__Work instructions__: Return every record below exactly as written, omitting any pictures.

__Data supplied__:
[start]

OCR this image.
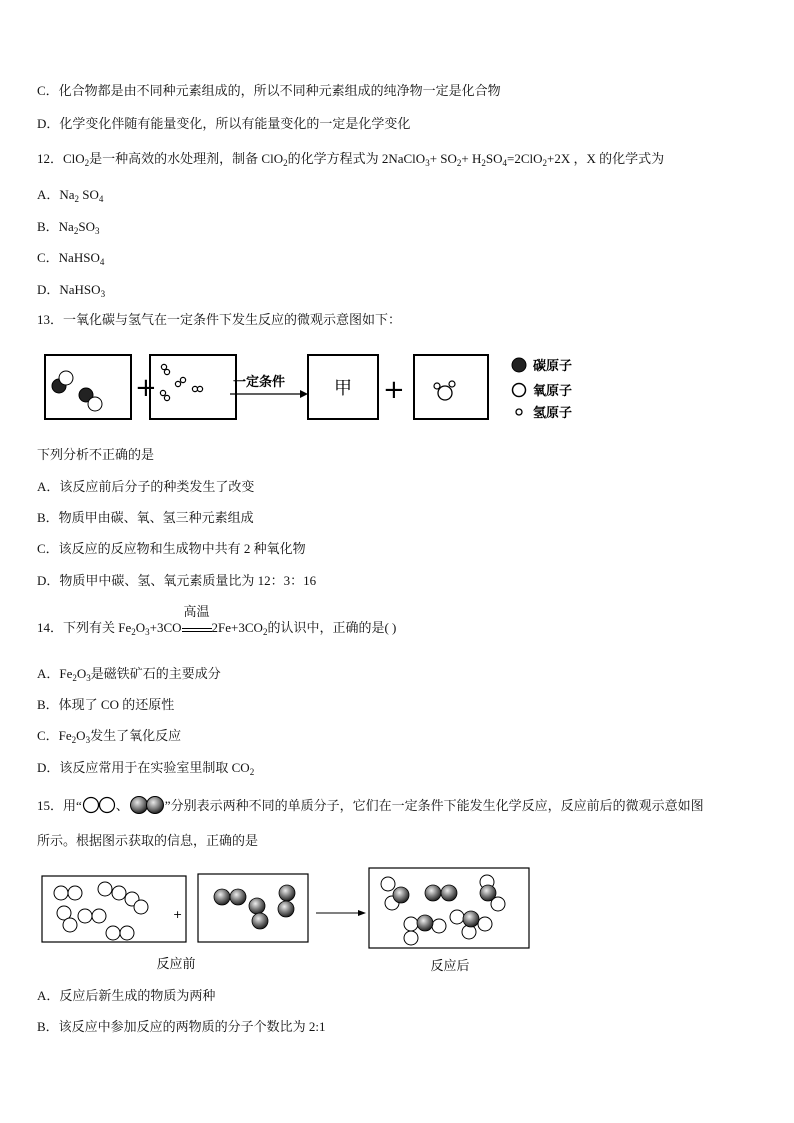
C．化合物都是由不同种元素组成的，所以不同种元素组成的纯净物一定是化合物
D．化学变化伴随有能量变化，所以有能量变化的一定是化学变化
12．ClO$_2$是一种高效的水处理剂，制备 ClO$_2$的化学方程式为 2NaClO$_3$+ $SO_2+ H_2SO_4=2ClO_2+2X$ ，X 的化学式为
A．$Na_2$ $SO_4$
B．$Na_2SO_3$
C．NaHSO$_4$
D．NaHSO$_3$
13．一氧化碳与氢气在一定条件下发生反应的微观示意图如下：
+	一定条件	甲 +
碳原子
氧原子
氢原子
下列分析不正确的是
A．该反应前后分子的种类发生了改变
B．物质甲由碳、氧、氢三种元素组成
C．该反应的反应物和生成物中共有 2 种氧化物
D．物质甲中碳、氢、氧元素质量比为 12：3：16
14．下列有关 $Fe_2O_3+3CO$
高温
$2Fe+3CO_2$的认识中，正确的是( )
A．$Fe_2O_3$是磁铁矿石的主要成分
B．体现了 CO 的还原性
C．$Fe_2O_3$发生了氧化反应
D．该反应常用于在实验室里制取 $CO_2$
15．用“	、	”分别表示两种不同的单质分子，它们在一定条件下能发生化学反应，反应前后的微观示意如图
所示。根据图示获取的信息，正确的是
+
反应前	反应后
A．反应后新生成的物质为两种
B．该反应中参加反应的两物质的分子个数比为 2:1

[end]

__Result for this task__:
OCR this image.
C．化合物都是由不同种元素组成的，所以不同种元素组成的纯净物一定是化合物
D．化学变化伴随有能量变化，所以有能量变化的一定是化学变化
12．ClO$_2$是一种高效的水处理剂，制备 ClO$_2$的化学方程式为 2NaClO$_3$+ $SO_2+ H_2SO_4=2ClO_2+2X$ ，X 的化学式为
A．$Na_2$ $SO_4$
B．$Na_2SO_3$
C．NaHSO$_4$
D．NaHSO$_3$
13．一氧化碳与氢气在一定条件下发生反应的微观示意图如下：
+	一定条件	甲 +
碳原子
氧原子
氢原子
下列分析不正确的是
A．该反应前后分子的种类发生了改变
B．物质甲由碳、氧、氢三种元素组成
C．该反应的反应物和生成物中共有 2 种氧化物
D．物质甲中碳、氢、氧元素质量比为 12：3：16
14．下列有关 $Fe_2O_3+3CO$
高温
$2Fe+3CO_2$的认识中，正确的是( )
A．$Fe_2O_3$是磁铁矿石的主要成分
B．体现了 CO 的还原性
C．$Fe_2O_3$发生了氧化反应
D．该反应常用于在实验室里制取 $CO_2$
15．用“	、	”分别表示两种不同的单质分子，它们在一定条件下能发生化学反应，反应前后的微观示意如图
所示。根据图示获取的信息，正确的是
+
反应前	反应后
A．反应后新生成的物质为两种
B．该反应中参加反应的两物质的分子个数比为 2:1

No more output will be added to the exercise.